▶ [AIM]: Convert every line of the entries below into a JSON list of strings, one string per line, skipping blank lines. Leave out the picture lines.

(Dataset records)
========

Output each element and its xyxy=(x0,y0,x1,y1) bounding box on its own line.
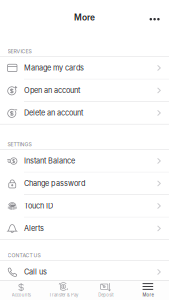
button[interactable]: Touch ID xyxy=(0,195,169,217)
button[interactable]: Call us xyxy=(0,261,169,283)
staticText: Transfer & Pay xyxy=(49,292,78,298)
staticText: Manage my cards xyxy=(24,64,84,72)
button[interactable]: Manage my cards xyxy=(0,57,169,79)
button[interactable]: Deposit xyxy=(84,280,127,298)
button[interactable]: Change password xyxy=(0,172,169,194)
button[interactable]: Delete an account xyxy=(0,102,169,124)
staticText: Change password xyxy=(24,179,85,188)
staticText: Deposit xyxy=(98,292,113,298)
staticText: Delete an account xyxy=(24,108,83,117)
button[interactable]: Alerts xyxy=(0,218,169,239)
button[interactable]: Open an account xyxy=(0,80,169,101)
staticText: SETTINGS xyxy=(8,141,32,147)
staticText: CONTACT US xyxy=(8,252,40,258)
staticText: More xyxy=(142,292,153,298)
button[interactable]: More xyxy=(127,280,169,298)
staticText: Touch ID xyxy=(24,202,53,210)
button[interactable]: Instant Balance xyxy=(0,150,169,172)
staticText: Instant Balance xyxy=(24,156,75,165)
staticText: Call us xyxy=(24,268,47,276)
staticText: More xyxy=(74,12,95,23)
button[interactable]: More options xyxy=(142,6,169,29)
staticText: Open an account xyxy=(24,86,80,95)
staticText: SERVICES xyxy=(8,48,32,54)
button[interactable]: Accounts xyxy=(0,280,42,298)
button[interactable]: Transfer & Pay xyxy=(42,280,84,298)
staticText: Accounts xyxy=(12,292,31,298)
staticText: Alerts xyxy=(24,224,44,233)
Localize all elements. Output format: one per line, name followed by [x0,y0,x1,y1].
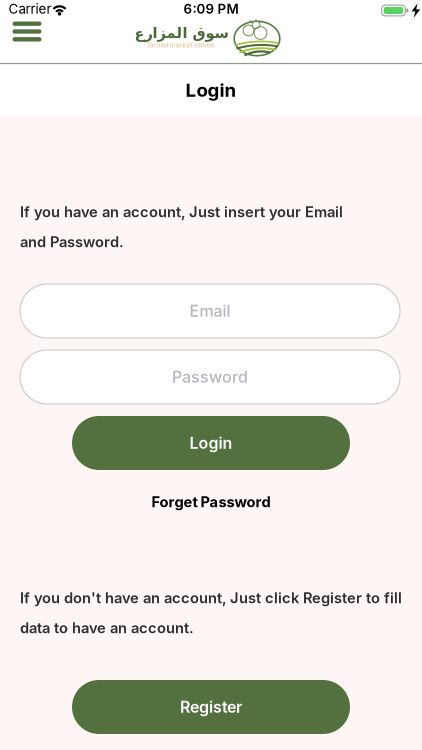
staticText: Forget Password [152,493,270,511]
staticText: Email [190,302,230,320]
button[interactable]: Forget Password [152,493,270,511]
button[interactable]: Login [72,416,350,470]
staticText: Login [190,434,232,452]
staticText: سوق المزارع [134,25,228,41]
staticText: Carrier [8,1,52,17]
staticText: Password [172,368,248,386]
staticText: Register [180,698,242,716]
staticText: data to have an account. [20,619,194,637]
button[interactable]: Register [72,680,350,734]
button[interactable]: Menu [7,16,47,48]
staticText: and Password. [20,233,124,251]
staticText: 6:09 PM [184,1,238,17]
staticText: If you don't have an account, Just click… [20,589,402,607]
staticText: If you have an account, Just insert your… [20,203,343,221]
staticText: Login [186,79,236,101]
staticText: farmermarket.online [148,41,214,49]
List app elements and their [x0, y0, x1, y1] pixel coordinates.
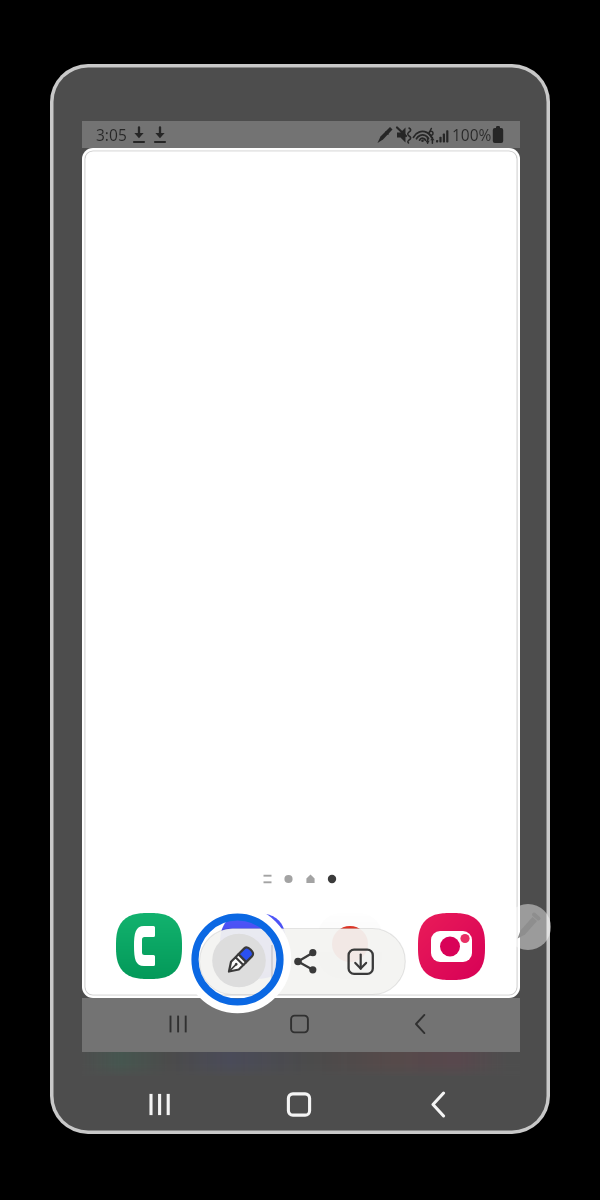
button[interactable]: Camera [417, 914, 483, 980]
button[interactable]: Edit [505, 904, 551, 950]
staticText: 3:05 [96, 124, 127, 145]
button[interactable]: Phone [116, 914, 182, 980]
button[interactable]: Back [400, 1000, 480, 1044]
button[interactable]: Share [285, 938, 330, 983]
button[interactable]: Go back [397, 1083, 477, 1129]
button[interactable]: Save [339, 938, 384, 983]
button[interactable]: Draw [212, 932, 268, 988]
button[interactable]: Recents [120, 1000, 200, 1044]
staticText: 100% [452, 124, 492, 145]
button[interactable]: Home screen [259, 1083, 339, 1129]
button[interactable]: Recent apps [120, 1083, 200, 1129]
button[interactable]: Home [261, 1000, 341, 1044]
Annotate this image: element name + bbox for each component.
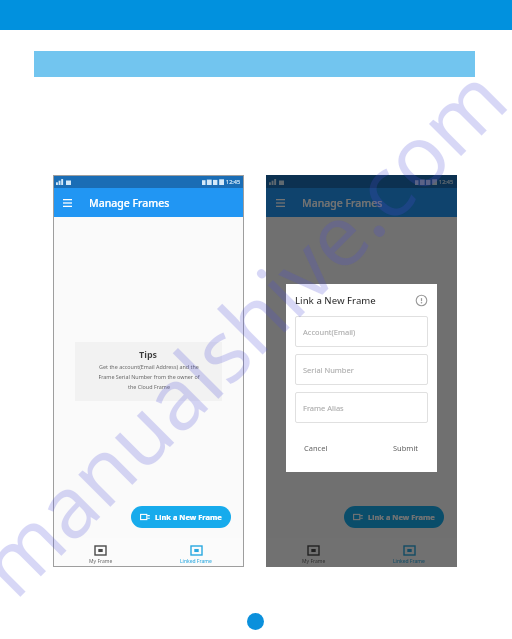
button[interactable]: Link a New Frame [344, 506, 444, 528]
button[interactable]: Link a New Frame [131, 506, 231, 528]
button[interactable]: Help [415, 294, 428, 307]
button[interactable]: Linked Frame [361, 541, 457, 565]
staticText: Link a New Frame [295, 294, 376, 307]
staticText: manualshive.com [0, 40, 512, 620]
button[interactable]: Cancel [301, 440, 331, 456]
staticText: Linked Frame [180, 558, 212, 565]
staticText: Manage Frames [89, 196, 170, 210]
staticText: My Frame [302, 558, 326, 565]
button[interactable]: Linked Frame [148, 541, 244, 565]
staticText: 12:45 [439, 178, 454, 185]
staticText: Account(Email) [303, 327, 356, 337]
staticText: Link a New Frame [368, 512, 435, 522]
button[interactable]: Menu [272, 195, 288, 211]
staticText: 12:45 [226, 178, 241, 185]
staticText: Serial Number [303, 365, 354, 375]
button[interactable]: Submit [390, 440, 422, 456]
staticText: Manage Frames [302, 196, 383, 210]
staticText: Tips [139, 348, 158, 360]
button[interactable]: My Frame [53, 541, 148, 565]
button[interactable]: Menu [59, 195, 75, 211]
staticText: Link a New Frame [155, 512, 222, 522]
staticText: Linked Frame [393, 558, 425, 565]
staticText: My Frame [89, 558, 113, 565]
staticText: Get the account(Email Address) and the F… [98, 363, 200, 390]
button[interactable]: My Frame [266, 541, 361, 565]
staticText: Frame Alias [303, 403, 344, 413]
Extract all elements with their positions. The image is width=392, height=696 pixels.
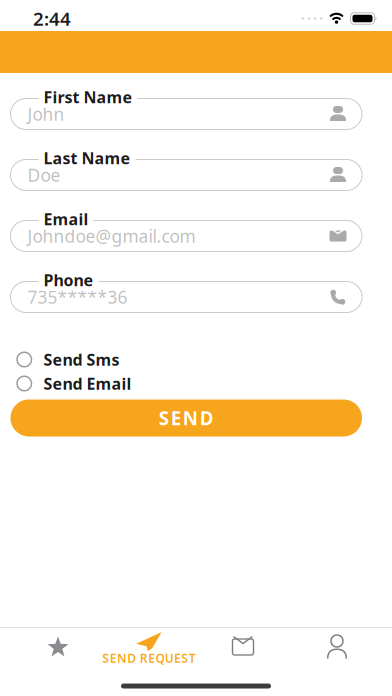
- button[interactable]: Send Sms: [10, 352, 362, 368]
- button[interactable]: Messages: [196, 628, 290, 666]
- staticText: Phone: [44, 270, 94, 291]
- button[interactable]: SEND REQUEST: [102, 628, 196, 666]
- staticText: Send Sms: [44, 349, 120, 370]
- staticText: 735*****36: [28, 286, 128, 308]
- staticText: John: [28, 102, 64, 126]
- button[interactable]: Favorites: [8, 628, 102, 666]
- button[interactable]: Send Email: [10, 376, 362, 392]
- button[interactable]: Profile: [290, 628, 384, 666]
- staticText: Doe: [28, 164, 60, 186]
- staticText: Send Email: [44, 373, 132, 394]
- staticText: SEND REQUEST: [102, 650, 196, 666]
- staticText: First Name: [44, 86, 132, 108]
- staticText: S E N D: [159, 406, 214, 430]
- staticText: Email: [44, 208, 88, 230]
- button[interactable]: S E N D: [10, 400, 362, 436]
- staticText: Johndoe@gmail.com: [28, 224, 196, 248]
- staticText: 2:44: [33, 6, 71, 31]
- staticText: Last Name: [44, 148, 130, 169]
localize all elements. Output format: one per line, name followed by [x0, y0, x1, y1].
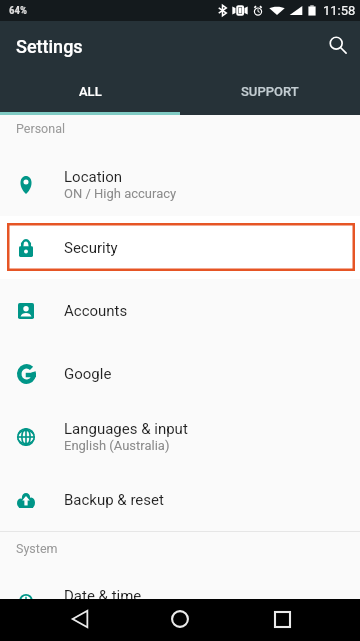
staticText: 11:58 [323, 3, 356, 18]
staticText: Accounts [64, 302, 128, 320]
button[interactable]: Search [316, 23, 360, 67]
staticText: SUPPORT [241, 84, 299, 99]
button[interactable]: Security [0, 216, 360, 279]
button[interactable]: Languages & input [0, 405, 360, 468]
button[interactable]: Home [150, 599, 210, 641]
button[interactable]: Back [50, 599, 110, 641]
button[interactable]: Backup & reset [0, 468, 360, 531]
staticText: System [16, 541, 58, 556]
staticText: Date & time [64, 587, 142, 599]
staticText: Security [64, 239, 118, 257]
button[interactable]: Location [0, 153, 360, 216]
staticText: Settings [16, 36, 83, 57]
button[interactable]: Recents [252, 599, 312, 641]
button[interactable]: Accounts [0, 279, 360, 342]
staticText: ALL [79, 84, 102, 99]
staticText: Personal [16, 121, 65, 136]
staticText: Backup & reset [64, 491, 164, 509]
button[interactable]: ALL [0, 71, 180, 115]
staticText: 64% [9, 4, 28, 17]
staticText: ON / High accuracy [64, 186, 177, 201]
button[interactable]: Google [0, 342, 360, 405]
staticText: Google [64, 365, 112, 383]
button[interactable]: Date & time [0, 587, 360, 599]
staticText: English (Australia) [64, 438, 170, 453]
button[interactable]: SUPPORT [180, 71, 360, 115]
staticText: Languages & input [64, 420, 188, 438]
staticText: Location [64, 168, 123, 186]
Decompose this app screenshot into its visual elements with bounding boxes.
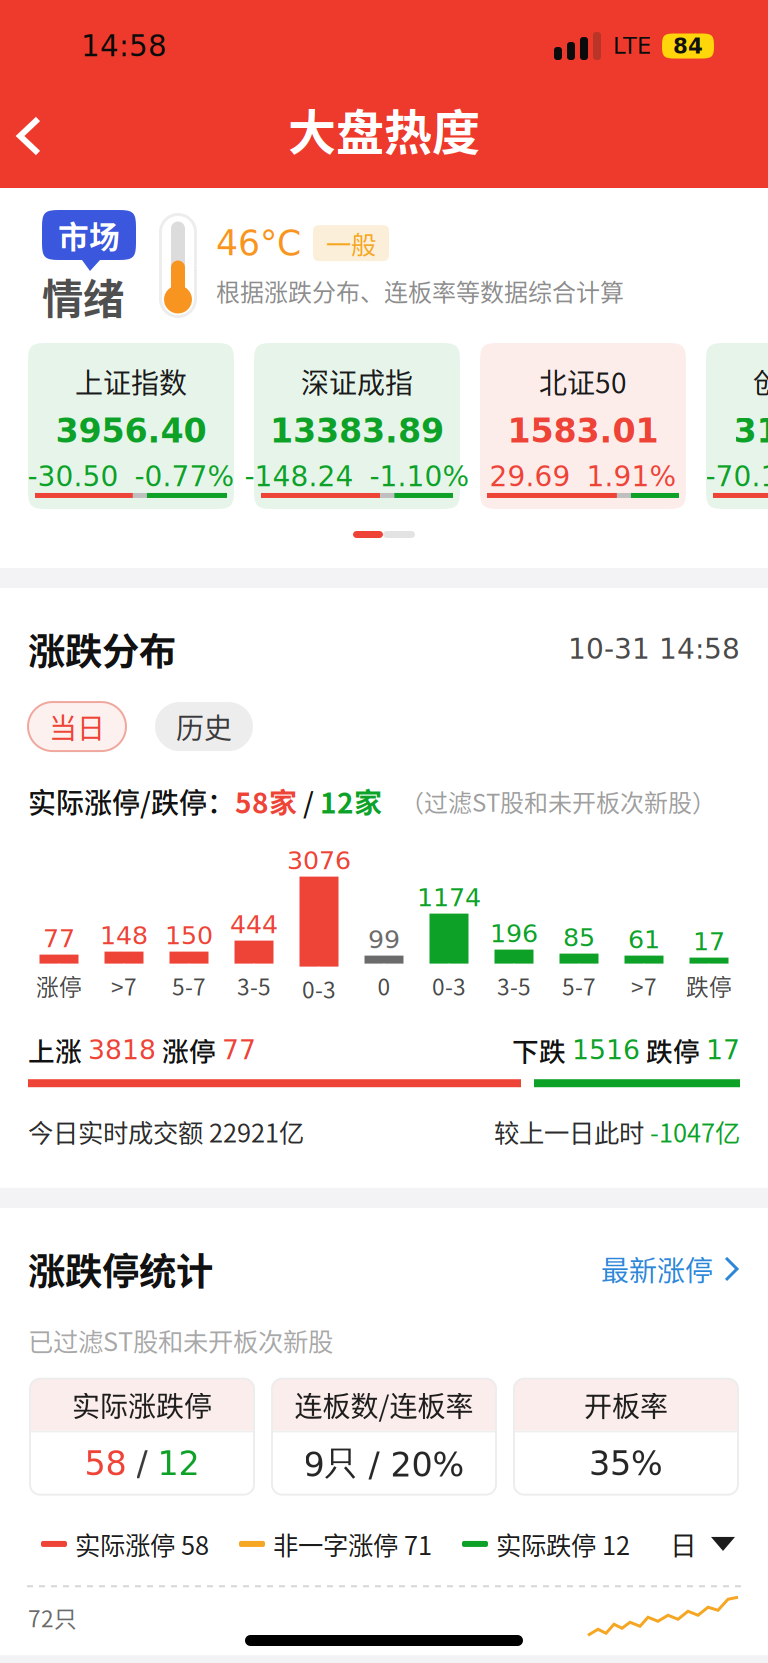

========

▶ [EXERCISE ANSWER]:
[
  "Output each element and its xyxy=(x0,y0,x1,y1) bounding box on its own line.",
  "button[interactable]: Touch ID xyxy=(0,195,169,217)",
  "button[interactable]: Call us xyxy=(0,261,169,283)",
  "staticText: Transfer & Pay xyxy=(49,292,78,298)",
  "staticText: Manage my cards xyxy=(24,64,84,72)",
  "button[interactable]: Manage my cards xyxy=(0,57,169,79)",
  "button[interactable]: Deposit xyxy=(84,280,127,298)",
  "button[interactable]: Change password xyxy=(0,172,169,194)",
  "button[interactable]: Delete an account xyxy=(0,102,169,124)",
  "staticText: Change password xyxy=(24,179,85,188)",
  "staticText: Deposit xyxy=(98,292,113,298)",
  "staticText: Delete an account xyxy=(24,108,83,117)",
  "button[interactable]: Alerts xyxy=(0,218,169,239)",
  "button[interactable]: Open an account xyxy=(0,80,169,101)",
  "staticText: SETTINGS xyxy=(8,141,32,147)",
  "staticText: CONTACT US xyxy=(8,252,40,258)",
  "staticText: More xyxy=(142,292,153,298)",
  "button[interactable]: More xyxy=(127,280,169,298)",
  "staticText: Touch ID xyxy=(24,202,53,210)",
  "button[interactable]: Instant Balance xyxy=(0,150,169,172)",
  "staticText: Instant Balance xyxy=(24,156,75,165)",
  "staticText: Call us xyxy=(24,268,47,276)",
  "staticText: More xyxy=(74,12,95,23)",
  "button[interactable]: More options xyxy=(142,6,169,29)",
  "staticText: Open an account xyxy=(24,86,80,95)",
  "staticText: SERVICES xyxy=(8,48,32,54)",
  "button[interactable]: Accounts xyxy=(0,280,42,298)",
  "button[interactable]: Transfer & Pay xyxy=(42,280,84,298)",
  "staticText: Accounts xyxy=(12,292,31,298)",
  "staticText: Alerts xyxy=(24,224,44,233)",
  "Localize all elements. Output format: one per line, name followed by [x0,y0,x1,y1].",
  "staticText: Forget Password [152,493,270,511]",
  "staticText: Email [190,302,230,320]",
  "button[interactable]: Forget Password [152,493,270,511]",
  "button[interactable]: Login [72,416,350,470]",
  "staticText: Login [190,434,232,452]",
  "staticText: سوق المزارع [134,25,228,41]",
  "staticText: Carrier [8,1,52,17]",
  "staticText: Password [172,368,248,386]",
  "staticText: Register [180,698,242,716]",
  "staticText: data to have an account. [20,619,194,637]",
  "button[interactable]: Register [72,680,350,734]",
  "button[interactable]: Menu [7,16,47,48]",
  "staticText: and Password. [20,233,124,251]",
  "staticText: 6:09 PM [184,1,238,17]",
  "staticText: If you don't have an account, Just click… [20,589,402,607]",
  "staticText: If you have an account, Just insert your… [20,203,343,221]",
  "staticText: Login [186,79,236,101]",
  "staticText: farmermarket.online [148,41,214,49]",
  "List app elements and their [x0, y0, x1, y1] pixel coordinates.",
  "button[interactable]: Camera [417, 914, 483, 980]",
  "button[interactable]: Edit [505, 904, 551, 950]",
  "staticText: 3:05 [96, 124, 127, 145]",
  "button[interactable]: Phone [116, 914, 182, 980]",
  "button[interactable]: Back [400, 1000, 480, 1044]",
  "button[interactable]: Share [285, 938, 330, 983]",
  "button[interactable]: Go back [397, 1083, 477, 1129]",
  "button[interactable]: Save [339, 938, 384, 983]",
  "button[interactable]: Draw [212, 932, 268, 988]",
  "button[interactable]: Recents [120, 1000, 200, 1044]",
  "staticText: 100% [452, 124, 492, 145]",
  "button[interactable]: Home screen [259, 1083, 339, 1129]",
  "button[interactable]: Recent apps [120, 1083, 200, 1129]",
  "button[interactable]: Home [261, 1000, 341, 1044]",
  "Annotate this image: element name + bbox for each component.",
  "button[interactable]: Link a New Frame [344, 506, 444, 528]",
  "button[interactable]: Link a New Frame [131, 506, 231, 528]",
  "button[interactable]: Help [415, 294, 428, 307]",
  "button[interactable]: Linked Frame [361, 541, 457, 565]",
  "staticText: Link a New Frame [295, 294, 376, 307]",
  "staticText: manualshive.com [0, 40, 512, 620]",
  "button[interactable]: Cancel [301, 440, 331, 456]",
  "staticText: Linked Frame [180, 558, 212, 565]",
  "staticText: Manage Frames [89, 196, 170, 210]",
  "staticText: My Frame [302, 558, 326, 565]",
  "button[interactable]: Linked Frame [148, 541, 244, 565]",
  "staticText: 12:45 [439, 178, 454, 185]",
  "staticText: Account(Email) [303, 327, 356, 337]",
  "staticText: Link a New Frame [368, 512, 435, 522]",
  "button[interactable]: Menu [272, 195, 288, 211]",
  "staticText: 12:45 [226, 178, 241, 185]",
  "staticText: Serial Number [303, 365, 354, 375]",
  "button[interactable]: Submit [390, 440, 422, 456]",
  "staticText: Manage Frames [302, 196, 383, 210]",
  "staticText: Tips [139, 348, 158, 360]",
  "button[interactable]: My Frame [53, 541, 148, 565]",
  "button[interactable]: Menu [59, 195, 75, 211]",
  "staticText: Link a New Frame [155, 512, 222, 522]",
  "staticText: Linked Frame [393, 558, 425, 565]",
  "staticText: My Frame [89, 558, 113, 565]",
  "staticText: Get the account(Email Address) and the F… [98, 363, 200, 390]",
  "button[interactable]: My Frame [266, 541, 361, 565]",
  "staticText: Frame Alias [303, 403, 344, 413]",
  "Extract all elements with their positions. The image is width=392, height=696 pixels.",
  "- button[interactable]: Send Sms: [10, 352, 362, 368]",
  "- button[interactable]: Messages: [196, 628, 290, 666]",
  "- staticText: Phone: [44, 270, 94, 291]",
  "- button[interactable]: SEND REQUEST: [102, 628, 196, 666]",
  "- staticText: Send Sms: [44, 349, 120, 370]",
  "- staticText: 735*****36: [28, 286, 128, 308]",
  "- staticText: John: [28, 102, 64, 126]",
  "- button[interactable]: Favorites: [8, 628, 102, 666]",
  "- button[interactable]: Send Email: [10, 376, 362, 392]",
  "- button[interactable]: Profile: [290, 628, 384, 666]",
  "- staticText: Doe: [28, 164, 60, 186]",
  "- staticText: Send Email: [44, 373, 132, 394]",
  "- staticText: SEND REQUEST: [102, 650, 196, 666]",
  "- staticText: First Name: [44, 86, 132, 108]",
  "- staticText: S E N D: [159, 406, 214, 430]",
  "- staticText: Email: [44, 208, 88, 230]",
  "- button[interactable]: S E N D: [10, 400, 362, 436]",
  "- staticText: Johndoe@gmail.com: [28, 224, 196, 248]",
  "- staticText: 2:44: [33, 6, 71, 31]",
  "- staticText: Last Name: [44, 148, 130, 169]",
  "localize all elements. Output format: one per line, name followed by [x0, y0, x1, y1].",
  "staticText: 11:58 [323, 3, 356, 18]",
  "staticText: Accounts [64, 302, 128, 320]",
  "button[interactable]: Search [316, 23, 360, 67]",
  "staticText: SUPPORT [241, 84, 299, 99]",
  "button[interactable]: Security [0, 216, 360, 279]",
  "button[interactable]: Languages & input [0, 405, 360, 468]",
  "button[interactable]: Home [150, 599, 210, 641]",
  "button[interactable]: Back [50, 599, 110, 641]",
  "button[interactable]: Backup & reset [0, 468, 360, 531]",
  "staticText: System [16, 541, 58, 556]",
  "staticText: Date & time [64, 587, 142, 599]",
  "staticText: Security [64, 239, 118, 257]",
  "button[interactable]: Location [0, 153, 360, 216]",
  "staticText: Settings [16, 36, 83, 57]",
  "button[interactable]: Recents [252, 599, 312, 641]",
  "button[interactable]: Accounts [0, 279, 360, 342]",
  "staticText: ALL [79, 84, 102, 99]",
  "staticText: Personal [16, 121, 65, 136]",
  "staticText: Backup & reset [64, 491, 164, 509]",
  "button[interactable]: ALL [0, 71, 180, 115]",
  "staticText: 64% [9, 4, 28, 17]",
  "staticText: ON / High accuracy [64, 186, 177, 201]",
  "button[interactable]: Google [0, 342, 360, 405]",
  "staticText: Google [64, 365, 112, 383]",
  "button[interactable]: Date & time [0, 587, 360, 599]",
  "staticText: English (Australia) [64, 438, 170, 453]",
  "button[interactable]: SUPPORT [180, 71, 360, 115]",
  "staticText: Languages & input [64, 420, 188, 438]",
  "staticText: Location [64, 168, 123, 186]",
  "Decompose this app screenshot into its visual elements with bounding boxes."
]